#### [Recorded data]
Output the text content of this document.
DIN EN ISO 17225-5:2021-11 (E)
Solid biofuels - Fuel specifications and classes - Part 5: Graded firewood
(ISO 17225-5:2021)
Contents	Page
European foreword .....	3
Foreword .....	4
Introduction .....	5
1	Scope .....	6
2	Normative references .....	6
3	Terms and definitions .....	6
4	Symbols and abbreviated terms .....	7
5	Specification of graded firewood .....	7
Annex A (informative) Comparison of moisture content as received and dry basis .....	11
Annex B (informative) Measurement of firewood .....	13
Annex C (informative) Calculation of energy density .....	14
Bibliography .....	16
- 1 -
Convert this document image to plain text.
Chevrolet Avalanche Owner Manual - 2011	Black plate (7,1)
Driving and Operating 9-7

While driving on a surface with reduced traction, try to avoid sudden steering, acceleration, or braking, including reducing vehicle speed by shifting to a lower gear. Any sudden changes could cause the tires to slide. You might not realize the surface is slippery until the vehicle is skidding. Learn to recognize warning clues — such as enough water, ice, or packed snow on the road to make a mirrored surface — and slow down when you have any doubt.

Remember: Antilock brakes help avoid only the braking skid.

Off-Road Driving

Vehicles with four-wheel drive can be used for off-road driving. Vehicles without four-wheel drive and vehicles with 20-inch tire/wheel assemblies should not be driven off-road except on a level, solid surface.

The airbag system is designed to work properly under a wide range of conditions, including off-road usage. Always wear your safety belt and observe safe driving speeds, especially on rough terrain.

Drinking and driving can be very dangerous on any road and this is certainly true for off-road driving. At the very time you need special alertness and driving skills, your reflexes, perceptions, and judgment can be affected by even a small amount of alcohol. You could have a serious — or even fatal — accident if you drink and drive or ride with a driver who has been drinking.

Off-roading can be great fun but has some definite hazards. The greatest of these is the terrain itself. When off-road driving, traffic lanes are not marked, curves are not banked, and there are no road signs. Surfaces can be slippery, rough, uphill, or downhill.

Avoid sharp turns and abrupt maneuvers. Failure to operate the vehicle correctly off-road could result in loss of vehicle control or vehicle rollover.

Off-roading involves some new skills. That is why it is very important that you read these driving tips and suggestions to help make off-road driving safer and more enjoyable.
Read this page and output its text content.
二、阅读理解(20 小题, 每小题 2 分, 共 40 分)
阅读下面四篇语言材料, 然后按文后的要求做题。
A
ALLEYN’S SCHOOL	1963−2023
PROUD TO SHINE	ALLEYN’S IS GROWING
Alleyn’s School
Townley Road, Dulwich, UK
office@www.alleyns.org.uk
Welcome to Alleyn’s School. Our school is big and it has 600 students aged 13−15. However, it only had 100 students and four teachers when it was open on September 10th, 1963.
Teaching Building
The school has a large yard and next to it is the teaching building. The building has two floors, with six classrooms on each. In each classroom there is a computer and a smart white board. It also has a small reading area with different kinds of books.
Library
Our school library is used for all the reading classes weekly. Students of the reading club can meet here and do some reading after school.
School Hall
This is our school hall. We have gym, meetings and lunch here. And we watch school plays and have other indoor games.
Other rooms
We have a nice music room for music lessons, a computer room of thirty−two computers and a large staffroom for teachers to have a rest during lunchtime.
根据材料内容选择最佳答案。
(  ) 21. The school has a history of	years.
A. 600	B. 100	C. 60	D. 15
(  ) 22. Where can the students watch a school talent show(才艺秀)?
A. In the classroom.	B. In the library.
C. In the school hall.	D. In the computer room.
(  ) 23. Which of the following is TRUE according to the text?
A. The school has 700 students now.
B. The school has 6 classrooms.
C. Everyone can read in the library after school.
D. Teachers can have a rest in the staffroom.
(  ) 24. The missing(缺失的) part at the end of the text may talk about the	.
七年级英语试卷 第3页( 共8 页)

#### [Goal]
Restate each record word for word.

#### [Answer to this exercise]
Output the text content of this document.
DIN EN ISO 17225-5:2021-11 (E)
Solid biofuels - Fuel specifications and classes - Part 5: Graded firewood
(ISO 17225-5:2021)
Contents	Page
European foreword .....	3
Foreword .....	4
Introduction .....	5
1	Scope .....	6
2	Normative references .....	6
3	Terms and definitions .....	6
4	Symbols and abbreviated terms .....	7
5	Specification of graded firewood .....	7
Annex A (informative) Comparison of moisture content as received and dry basis .....	11
Annex B (informative) Measurement of firewood .....	13
Annex C (informative) Calculation of energy density .....	14
Bibliography .....	16
- 1 -
Convert this document image to plain text.
Chevrolet Avalanche Owner Manual - 2011	Black plate (7,1)
Driving and Operating 9-7

While driving on a surface with reduced traction, try to avoid sudden steering, acceleration, or braking, including reducing vehicle speed by shifting to a lower gear. Any sudden changes could cause the tires to slide. You might not realize the surface is slippery until the vehicle is skidding. Learn to recognize warning clues — such as enough water, ice, or packed snow on the road to make a mirrored surface — and slow down when you have any doubt.

Remember: Antilock brakes help avoid only the braking skid.

Off-Road Driving

Vehicles with four-wheel drive can be used for off-road driving. Vehicles without four-wheel drive and vehicles with 20-inch tire/wheel assemblies should not be driven off-road except on a level, solid surface.

The airbag system is designed to work properly under a wide range of conditions, including off-road usage. Always wear your safety belt and observe safe driving speeds, especially on rough terrain.

Drinking and driving can be very dangerous on any road and this is certainly true for off-road driving. At the very time you need special alertness and driving skills, your reflexes, perceptions, and judgment can be affected by even a small amount of alcohol. You could have a serious — or even fatal — accident if you drink and drive or ride with a driver who has been drinking.

Off-roading can be great fun but has some definite hazards. The greatest of these is the terrain itself. When off-road driving, traffic lanes are not marked, curves are not banked, and there are no road signs. Surfaces can be slippery, rough, uphill, or downhill.

Avoid sharp turns and abrupt maneuvers. Failure to operate the vehicle correctly off-road could result in loss of vehicle control or vehicle rollover.

Off-roading involves some new skills. That is why it is very important that you read these driving tips and suggestions to help make off-road driving safer and more enjoyable.
Read this page and output its text content.
二、阅读理解(20 小题, 每小题 2 分, 共 40 分)
阅读下面四篇语言材料, 然后按文后的要求做题。
A
ALLEYN’S SCHOOL	1963−2023
PROUD TO SHINE	ALLEYN’S IS GROWING
Alleyn’s School
Townley Road, Dulwich, UK
office@www.alleyns.org.uk
Welcome to Alleyn’s School. Our school is big and it has 600 students aged 13−15. However, it only had 100 students and four teachers when it was open on September 10th, 1963.
Teaching Building
The school has a large yard and next to it is the teaching building. The building has two floors, with six classrooms on each. In each classroom there is a computer and a smart white board. It also has a small reading area with different kinds of books.
Library
Our school library is used for all the reading classes weekly. Students of the reading club can meet here and do some reading after school.
School Hall
This is our school hall. We have gym, meetings and lunch here. And we watch school plays and have other indoor games.
Other rooms
We have a nice music room for music lessons, a computer room of thirty−two computers and a large staffroom for teachers to have a rest during lunchtime.
根据材料内容选择最佳答案。
(  ) 21. The school has a history of	years.
A. 600	B. 100	C. 60	D. 15
(  ) 22. Where can the students watch a school talent show(才艺秀)?
A. In the classroom.	B. In the library.
C. In the school hall.	D. In the computer room.
(  ) 23. Which of the following is TRUE according to the text?
A. The school has 700 students now.
B. The school has 6 classrooms.
C. Everyone can read in the library after school.
D. Teachers can have a rest in the staffroom.
(  ) 24. The missing(缺失的) part at the end of the text may talk about the	.
七年级英语试卷 第3页( 共8 页)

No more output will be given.